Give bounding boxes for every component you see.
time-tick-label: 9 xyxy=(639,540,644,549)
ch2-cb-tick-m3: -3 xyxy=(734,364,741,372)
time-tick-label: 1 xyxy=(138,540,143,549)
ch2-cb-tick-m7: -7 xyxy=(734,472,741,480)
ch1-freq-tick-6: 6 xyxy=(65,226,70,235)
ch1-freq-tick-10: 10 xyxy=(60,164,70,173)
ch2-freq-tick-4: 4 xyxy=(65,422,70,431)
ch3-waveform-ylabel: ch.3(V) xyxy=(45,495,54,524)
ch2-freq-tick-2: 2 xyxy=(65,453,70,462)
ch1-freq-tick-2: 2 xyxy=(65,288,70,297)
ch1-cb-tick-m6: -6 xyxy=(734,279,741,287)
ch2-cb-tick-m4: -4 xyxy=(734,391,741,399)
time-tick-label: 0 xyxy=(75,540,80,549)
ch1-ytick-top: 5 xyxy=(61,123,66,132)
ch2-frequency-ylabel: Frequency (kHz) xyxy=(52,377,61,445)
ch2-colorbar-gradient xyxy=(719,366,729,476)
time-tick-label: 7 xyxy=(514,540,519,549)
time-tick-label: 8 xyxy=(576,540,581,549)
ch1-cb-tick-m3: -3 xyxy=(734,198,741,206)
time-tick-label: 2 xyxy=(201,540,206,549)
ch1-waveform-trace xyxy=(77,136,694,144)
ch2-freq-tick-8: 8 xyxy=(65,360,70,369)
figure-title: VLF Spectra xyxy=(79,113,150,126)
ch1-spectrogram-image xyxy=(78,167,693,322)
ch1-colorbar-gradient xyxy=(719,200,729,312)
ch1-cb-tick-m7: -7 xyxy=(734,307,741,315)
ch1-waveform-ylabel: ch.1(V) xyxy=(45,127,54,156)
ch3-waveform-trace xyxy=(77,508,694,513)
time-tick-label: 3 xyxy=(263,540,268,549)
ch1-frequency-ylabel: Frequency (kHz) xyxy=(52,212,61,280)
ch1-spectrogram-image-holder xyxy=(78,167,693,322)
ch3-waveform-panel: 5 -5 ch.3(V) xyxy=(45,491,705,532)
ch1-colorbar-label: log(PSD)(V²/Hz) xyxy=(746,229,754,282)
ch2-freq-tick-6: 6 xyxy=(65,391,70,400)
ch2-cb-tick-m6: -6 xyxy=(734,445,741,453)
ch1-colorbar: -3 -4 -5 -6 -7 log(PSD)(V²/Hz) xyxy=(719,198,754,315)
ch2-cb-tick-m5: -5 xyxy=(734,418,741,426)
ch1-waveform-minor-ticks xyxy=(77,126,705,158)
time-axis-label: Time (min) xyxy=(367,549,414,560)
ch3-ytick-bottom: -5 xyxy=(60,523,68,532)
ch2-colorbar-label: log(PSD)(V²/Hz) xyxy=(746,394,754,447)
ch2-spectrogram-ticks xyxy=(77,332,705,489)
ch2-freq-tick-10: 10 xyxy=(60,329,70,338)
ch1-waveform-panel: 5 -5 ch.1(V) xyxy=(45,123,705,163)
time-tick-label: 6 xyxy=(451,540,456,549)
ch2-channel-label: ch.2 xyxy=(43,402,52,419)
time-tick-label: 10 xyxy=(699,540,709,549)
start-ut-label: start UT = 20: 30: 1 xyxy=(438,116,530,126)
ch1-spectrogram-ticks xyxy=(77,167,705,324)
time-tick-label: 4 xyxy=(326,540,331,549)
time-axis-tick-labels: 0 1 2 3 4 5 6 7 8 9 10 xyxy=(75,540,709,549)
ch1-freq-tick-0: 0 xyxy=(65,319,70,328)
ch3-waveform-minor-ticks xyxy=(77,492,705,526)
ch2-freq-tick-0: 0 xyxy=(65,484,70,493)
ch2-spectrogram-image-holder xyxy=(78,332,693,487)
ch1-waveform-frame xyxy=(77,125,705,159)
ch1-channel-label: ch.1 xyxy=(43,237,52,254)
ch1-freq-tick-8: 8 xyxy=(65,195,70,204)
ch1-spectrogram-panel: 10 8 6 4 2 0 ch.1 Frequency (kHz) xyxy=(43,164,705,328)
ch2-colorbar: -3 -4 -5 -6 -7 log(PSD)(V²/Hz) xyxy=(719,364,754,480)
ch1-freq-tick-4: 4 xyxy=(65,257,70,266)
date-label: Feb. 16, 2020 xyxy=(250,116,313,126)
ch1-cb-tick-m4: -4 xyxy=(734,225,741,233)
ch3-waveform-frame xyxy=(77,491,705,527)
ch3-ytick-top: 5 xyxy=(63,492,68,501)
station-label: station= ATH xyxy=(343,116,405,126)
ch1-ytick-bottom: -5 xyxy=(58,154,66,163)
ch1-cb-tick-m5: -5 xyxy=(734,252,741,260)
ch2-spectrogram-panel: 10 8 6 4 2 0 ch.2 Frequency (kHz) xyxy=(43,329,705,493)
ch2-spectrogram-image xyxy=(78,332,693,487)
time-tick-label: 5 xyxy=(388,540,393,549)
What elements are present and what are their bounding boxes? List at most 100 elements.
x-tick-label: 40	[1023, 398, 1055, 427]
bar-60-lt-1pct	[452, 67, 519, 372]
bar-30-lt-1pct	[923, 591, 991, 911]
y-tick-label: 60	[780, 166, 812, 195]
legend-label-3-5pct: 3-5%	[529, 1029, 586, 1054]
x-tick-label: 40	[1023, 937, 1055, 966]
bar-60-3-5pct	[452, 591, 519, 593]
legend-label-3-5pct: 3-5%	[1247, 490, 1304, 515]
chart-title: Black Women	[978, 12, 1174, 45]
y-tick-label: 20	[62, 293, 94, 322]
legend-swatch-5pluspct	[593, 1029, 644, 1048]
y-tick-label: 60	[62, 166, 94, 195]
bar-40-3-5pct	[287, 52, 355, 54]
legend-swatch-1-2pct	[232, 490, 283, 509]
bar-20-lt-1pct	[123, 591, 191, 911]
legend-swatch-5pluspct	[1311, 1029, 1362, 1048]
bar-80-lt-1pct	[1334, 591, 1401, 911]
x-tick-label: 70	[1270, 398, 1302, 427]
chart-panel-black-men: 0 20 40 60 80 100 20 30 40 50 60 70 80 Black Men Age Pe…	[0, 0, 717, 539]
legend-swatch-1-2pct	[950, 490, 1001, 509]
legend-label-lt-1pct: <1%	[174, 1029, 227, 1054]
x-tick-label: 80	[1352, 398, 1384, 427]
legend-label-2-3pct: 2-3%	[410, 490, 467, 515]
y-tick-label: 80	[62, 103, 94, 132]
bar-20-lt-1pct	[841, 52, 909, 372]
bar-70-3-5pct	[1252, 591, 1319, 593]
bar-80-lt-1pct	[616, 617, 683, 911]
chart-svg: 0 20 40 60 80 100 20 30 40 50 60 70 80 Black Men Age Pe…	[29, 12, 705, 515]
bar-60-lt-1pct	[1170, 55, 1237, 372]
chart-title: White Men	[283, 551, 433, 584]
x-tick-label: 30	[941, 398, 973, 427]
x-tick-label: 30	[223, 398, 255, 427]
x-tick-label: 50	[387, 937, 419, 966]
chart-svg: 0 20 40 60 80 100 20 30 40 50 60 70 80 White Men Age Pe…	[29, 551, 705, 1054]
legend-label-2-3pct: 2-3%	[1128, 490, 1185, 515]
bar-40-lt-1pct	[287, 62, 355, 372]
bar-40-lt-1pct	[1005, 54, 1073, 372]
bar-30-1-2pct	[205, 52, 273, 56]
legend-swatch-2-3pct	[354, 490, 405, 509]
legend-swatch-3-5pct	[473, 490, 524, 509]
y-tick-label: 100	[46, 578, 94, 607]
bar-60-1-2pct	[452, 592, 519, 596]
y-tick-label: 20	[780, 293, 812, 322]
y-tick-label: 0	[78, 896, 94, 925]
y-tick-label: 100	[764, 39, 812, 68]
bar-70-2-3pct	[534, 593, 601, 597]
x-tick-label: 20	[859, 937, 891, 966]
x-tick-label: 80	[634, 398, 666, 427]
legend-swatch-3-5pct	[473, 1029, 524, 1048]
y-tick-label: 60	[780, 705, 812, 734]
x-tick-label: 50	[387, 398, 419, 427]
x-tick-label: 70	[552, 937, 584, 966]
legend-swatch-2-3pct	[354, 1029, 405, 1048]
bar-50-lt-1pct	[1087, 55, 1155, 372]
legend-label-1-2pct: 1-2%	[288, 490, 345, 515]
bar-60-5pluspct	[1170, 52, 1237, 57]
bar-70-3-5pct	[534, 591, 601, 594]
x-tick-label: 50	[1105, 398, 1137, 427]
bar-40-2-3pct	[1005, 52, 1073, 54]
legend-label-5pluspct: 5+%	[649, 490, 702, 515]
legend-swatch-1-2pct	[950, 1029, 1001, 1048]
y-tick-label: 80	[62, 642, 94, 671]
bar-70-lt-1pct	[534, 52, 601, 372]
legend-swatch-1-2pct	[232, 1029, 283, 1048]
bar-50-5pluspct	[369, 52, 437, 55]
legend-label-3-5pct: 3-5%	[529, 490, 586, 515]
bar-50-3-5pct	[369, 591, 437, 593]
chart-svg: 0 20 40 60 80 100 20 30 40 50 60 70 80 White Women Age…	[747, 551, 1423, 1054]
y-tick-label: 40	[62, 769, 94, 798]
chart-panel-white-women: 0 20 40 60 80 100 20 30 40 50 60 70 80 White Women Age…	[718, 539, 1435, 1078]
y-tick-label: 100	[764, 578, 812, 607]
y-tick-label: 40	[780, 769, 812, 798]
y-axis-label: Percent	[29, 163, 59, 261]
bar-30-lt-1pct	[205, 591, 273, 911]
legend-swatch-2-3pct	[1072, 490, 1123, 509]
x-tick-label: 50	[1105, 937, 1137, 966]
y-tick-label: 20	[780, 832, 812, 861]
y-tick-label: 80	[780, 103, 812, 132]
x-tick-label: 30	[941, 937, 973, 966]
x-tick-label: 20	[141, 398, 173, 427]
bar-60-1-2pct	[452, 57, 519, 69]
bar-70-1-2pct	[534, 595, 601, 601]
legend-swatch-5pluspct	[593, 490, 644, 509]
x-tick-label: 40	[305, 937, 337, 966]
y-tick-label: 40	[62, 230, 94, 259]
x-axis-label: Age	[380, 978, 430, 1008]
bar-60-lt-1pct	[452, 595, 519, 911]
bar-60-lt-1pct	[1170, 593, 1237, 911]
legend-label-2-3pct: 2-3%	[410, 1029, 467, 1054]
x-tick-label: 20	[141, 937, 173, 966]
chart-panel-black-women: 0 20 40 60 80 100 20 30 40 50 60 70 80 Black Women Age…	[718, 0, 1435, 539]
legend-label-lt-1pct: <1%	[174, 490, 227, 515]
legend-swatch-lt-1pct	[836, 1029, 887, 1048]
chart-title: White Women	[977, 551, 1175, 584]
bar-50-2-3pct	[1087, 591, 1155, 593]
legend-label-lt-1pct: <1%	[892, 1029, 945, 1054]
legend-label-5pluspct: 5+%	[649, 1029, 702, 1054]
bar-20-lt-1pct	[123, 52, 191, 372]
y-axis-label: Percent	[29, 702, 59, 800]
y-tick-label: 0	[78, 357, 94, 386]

- [Task objective]: Repeat the entries from the start through the line containing "ch2-cb-tick-m4: -4 xyxy=(734,391,741,399)", keeping both ends.

- [Output of the exercise]:
Give bounding boxes for every component you see.
time-tick-label: 9 xyxy=(639,540,644,549)
ch2-cb-tick-m3: -3 xyxy=(734,364,741,372)
time-tick-label: 1 xyxy=(138,540,143,549)
ch2-cb-tick-m7: -7 xyxy=(734,472,741,480)
ch1-freq-tick-6: 6 xyxy=(65,226,70,235)
ch1-freq-tick-10: 10 xyxy=(60,164,70,173)
ch2-freq-tick-4: 4 xyxy=(65,422,70,431)
ch3-waveform-ylabel: ch.3(V) xyxy=(45,495,54,524)
ch2-freq-tick-2: 2 xyxy=(65,453,70,462)
ch1-freq-tick-2: 2 xyxy=(65,288,70,297)
ch1-cb-tick-m6: -6 xyxy=(734,279,741,287)
ch2-cb-tick-m4: -4 xyxy=(734,391,741,399)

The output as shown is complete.